— START OF Dataset entries —

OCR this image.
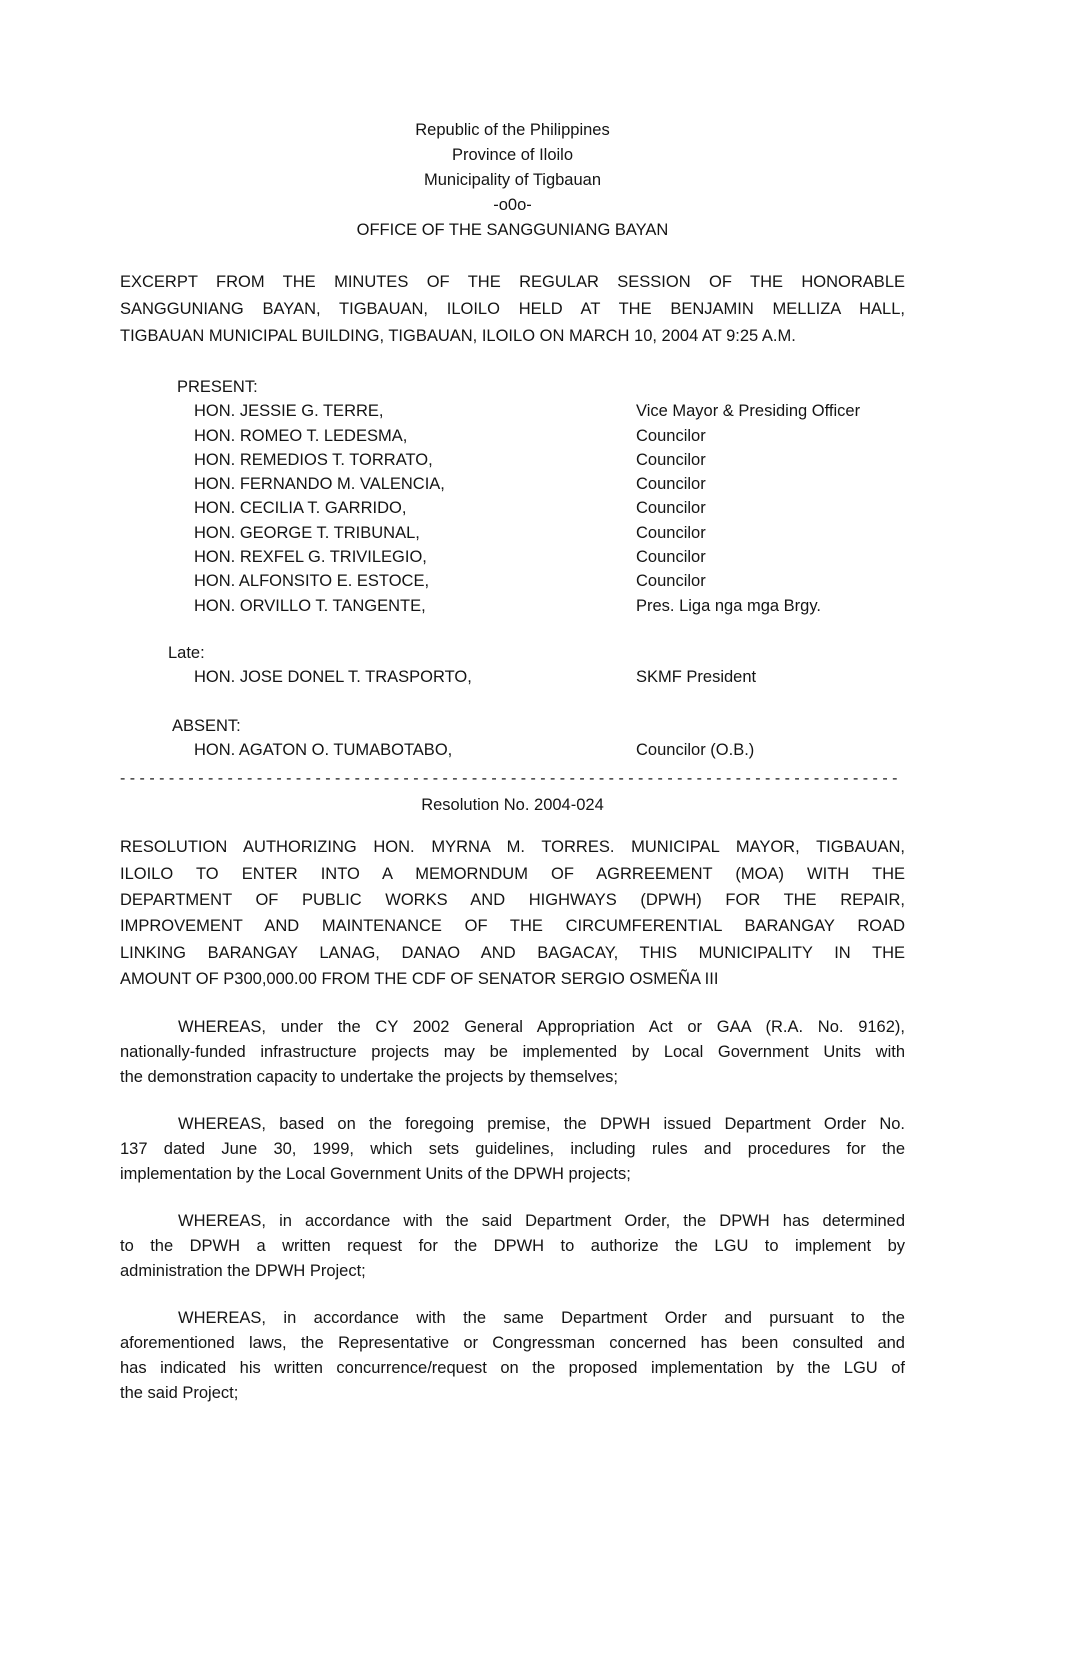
Republic of the Philippines
Province of Iloilo
Municipality of Tigbauan
-o0o-
OFFICE OF THE SANGGUNIANG BAYAN

EXCERPT FROM THE MINUTES OF THE REGULAR SESSION OF THE HONORABLE
SANGGUNIANG BAYAN, TIGBAUAN, ILOILO HELD AT THE BENJAMIN MELLIZA HALL,
TIGBAUAN MUNICIPAL BUILDING, TIGBAUAN, ILOILO ON MARCH 10, 2004 AT 9:25 A.M.

PRESENT:
HON. JESSIE G. TERRE,	Vice Mayor & Presiding Officer
HON. ROMEO T. LEDESMA,	Councilor
HON. REMEDIOS T. TORRATO,	Councilor
HON. FERNANDO M. VALENCIA,	Councilor
HON. CECILIA T. GARRIDO,	Councilor
HON. GEORGE T. TRIBUNAL,	Councilor
HON. REXFEL G. TRIVILEGIO,	Councilor
HON. ALFONSITO E. ESTOCE,	Councilor
HON. ORVILLO T. TANGENTE,	Pres. Liga nga mga Brgy.
Late:
HON. JOSE DONEL T. TRASPORTO,	SKMF President
ABSENT:
HON. AGATON O. TUMABOTABO,	Councilor (O.B.)
- - - - - - - - - - - - - - - - - - - - - - - - - - - - - - - - - - - - - - - - - - - - - - - - - - - - - - - - - - - - - - - - - - - - - - - - - - - - - - - -
Resolution No. 2004-024

RESOLUTION AUTHORIZING HON. MYRNA M. TORRES. MUNICIPAL MAYOR, TIGBAUAN,
ILOILO TO ENTER INTO A MEMORNDUM OF AGRREEMENT (MOA) WITH THE
DEPARTMENT OF PUBLIC WORKS AND HIGHWAYS (DPWH) FOR THE REPAIR,
IMPROVEMENT AND MAINTENANCE OF THE CIRCUMFERENTIAL BARANGAY ROAD
LINKING BARANGAY LANAG, DANAO AND BAGACAY, THIS MUNICIPALITY IN THE
AMOUNT OF P300,000.00 FROM THE CDF OF SENATOR SERGIO OSMEÑA III

WHEREAS, under the CY 2002 General Appropriation Act or GAA (R.A. No. 9162),
nationally-funded infrastructure projects may be implemented by Local Government Units with
the demonstration capacity to undertake the projects by themselves;

WHEREAS, based on the foregoing premise, the DPWH issued Department Order No.
137 dated June 30, 1999, which sets guidelines, including rules and procedures for the
implementation by the Local Government Units of the DPWH projects;

WHEREAS, in accordance with the said Department Order, the DPWH has determined
to the DPWH a written request for the DPWH to authorize the LGU to implement by
administration the DPWH Project;

WHEREAS, in accordance with the same Department Order and pursuant to the
aforementioned laws, the Representative or Congressman concerned has been consulted and
has indicated his written concurrence/request on the proposed implementation by the LGU of
the said Project;
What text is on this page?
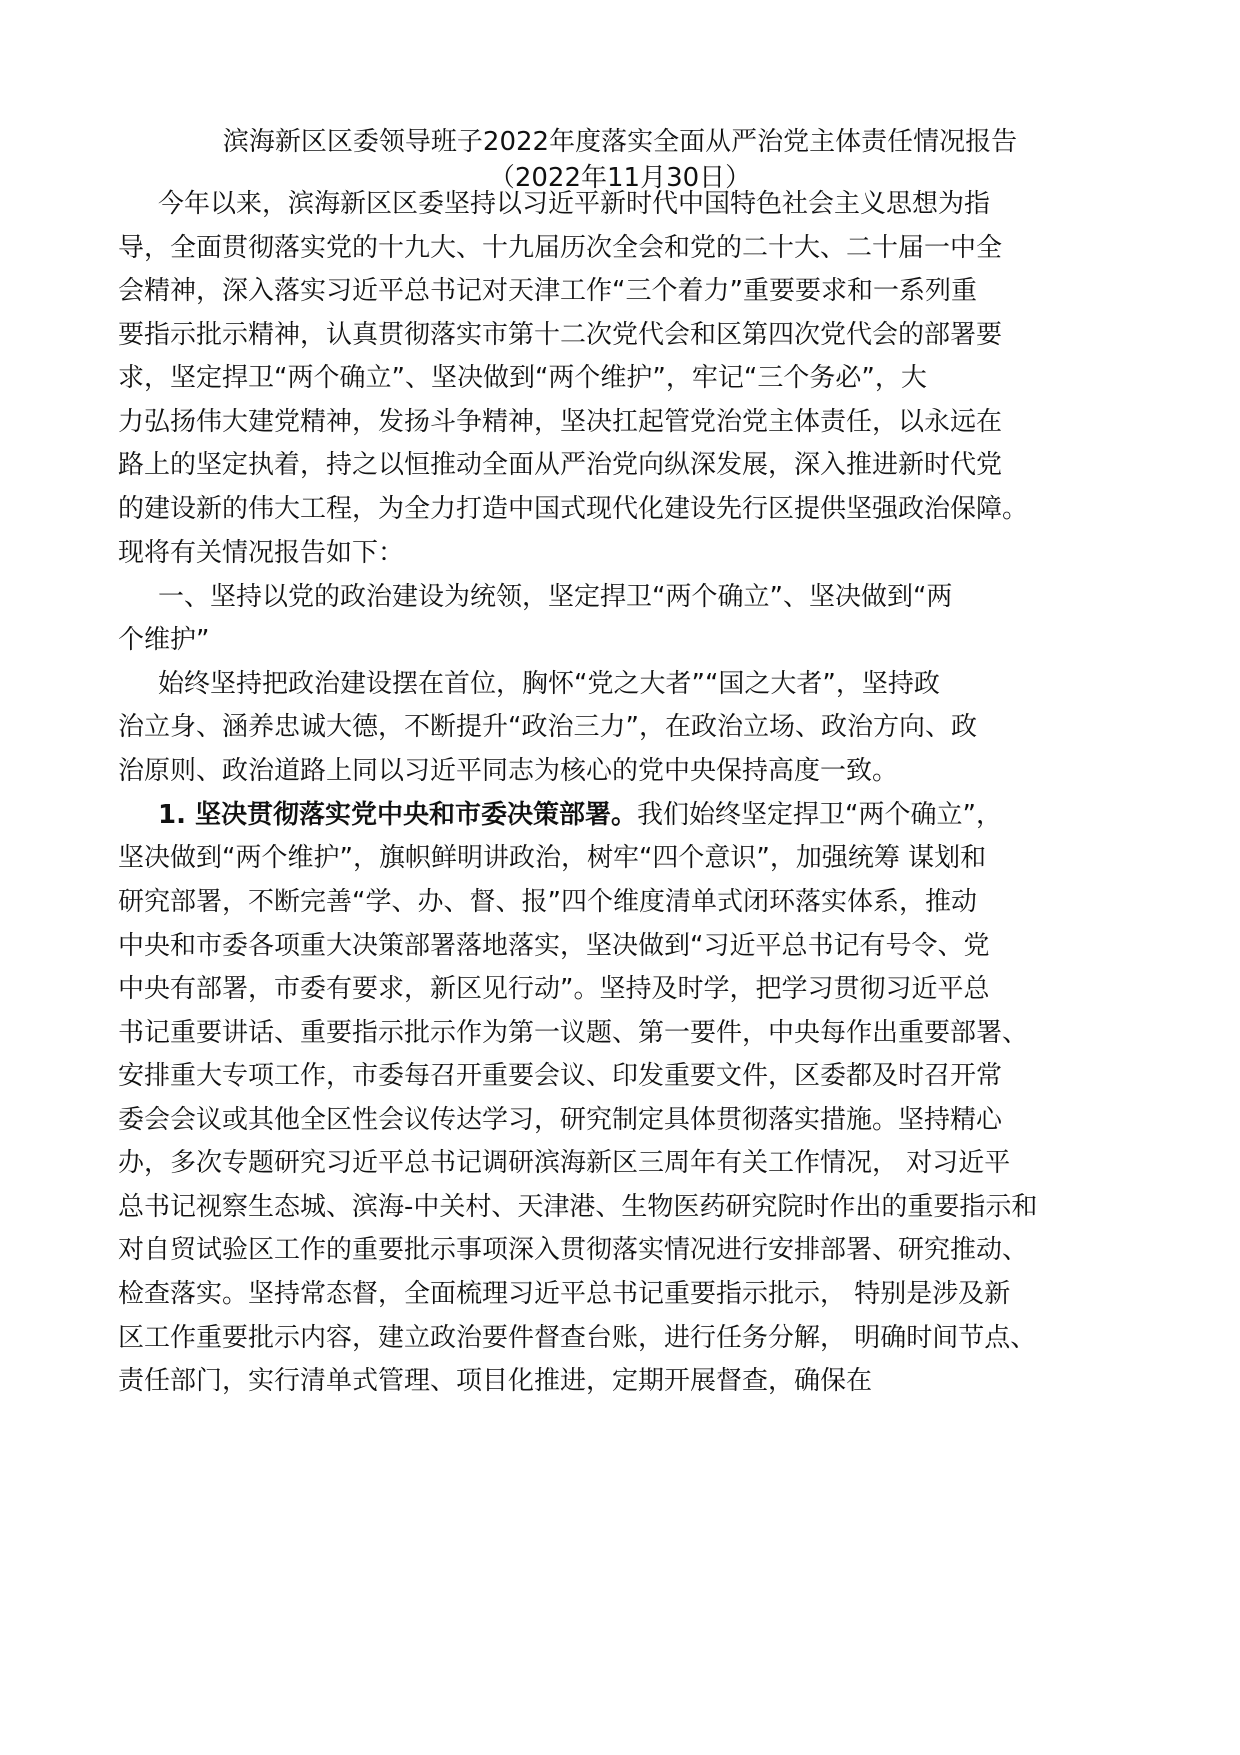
滨海新区区委领导班子2022年度落实全面从严治党主体责任情况报告
（2022年11月30日）
今年以来，滨海新区区委坚持以习近平新时代中国特色社会主义思想为指
导，全面贯彻落实党的十九大、十九届历次全会和党的二十大、二十届一中全
会精神，深入落实习近平总书记对天津工作“三个着力”重要要求和一系列重
要指示批示精神，认真贯彻落实市第十二次党代会和区第四次党代会的部署要
求，坚定捍卫“两个确立”、坚决做到“两个维护”，牢记“三个务必”，大
力弘扬伟大建党精神，发扬斗争精神，坚决扛起管党治党主体责任，以永远在
路上的坚定执着，持之以恒推动全面从严治党向纵深发展，深入推进新时代党
的建设新的伟大工程，为全力打造中国式现代化建设先行区提供坚强政治保障。
现将有关情况报告如下：
一、坚持以党的政治建设为统领，坚定捍卫“两个确立”、坚决做到“两
个维护”
始终坚持把政治建设摆在首位，胸怀“党之大者”“国之大者”，坚持政
治立身、涵养忠诚大德，不断提升“政治三力”，在政治立场、政治方向、政
治原则、政治道路上同以习近平同志为核心的党中央保持高度一致。
1. 坚决贯彻落实党中央和市委决策部署。我们始终坚定捍卫“两个确立”，
坚决做到“两个维护”，旗帜鲜明讲政治，树牢“四个意识”，加强统筹 谋划和
研究部署，不断完善“学、办、督、报”四个维度清单式闭环落实体系，推动
中央和市委各项重大决策部署落地落实，坚决做到“习近平总书记有号令、党
中央有部署，市委有要求，新区见行动”。坚持及时学，把学习贯彻习近平总
书记重要讲话、重要指示批示作为第一议题、第一要件，中央每作出重要部署、
安排重大专项工作，市委每召开重要会议、印发重要文件，区委都及时召开常
委会会议或其他全区性会议传达学习，研究制定具体贯彻落实措施。坚持精心
办，多次专题研究习近平总书记调研滨海新区三周年有关工作情况， 对习近平
总书记视察生态城、滨海-中关村、天津港、生物医药研究院时作出的重要指示和
对自贸试验区工作的重要批示事项深入贯彻落实情况进行安排部署、研究推动、
检查落实。坚持常态督，全面梳理习近平总书记重要指示批示， 特别是涉及新
区工作重要批示内容，建立政治要件督查台账，进行任务分解， 明确时间节点、
责任部门，实行清单式管理、项目化推进，定期开展督查，确保在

— END OF Dataset entries —

Written exercise:
Show all lines from the data above in which the word "WHEREAS" appears.

Exercise result:
WHEREAS, under the CY 2002 General Appropriation Act or GAA (R.A. No. 9162),
WHEREAS, based on the foregoing premise, the DPWH issued Department Order No.
WHEREAS, in accordance with the said Department Order, the DPWH has determined
WHEREAS, in accordance with the same Department Order and pursuant to the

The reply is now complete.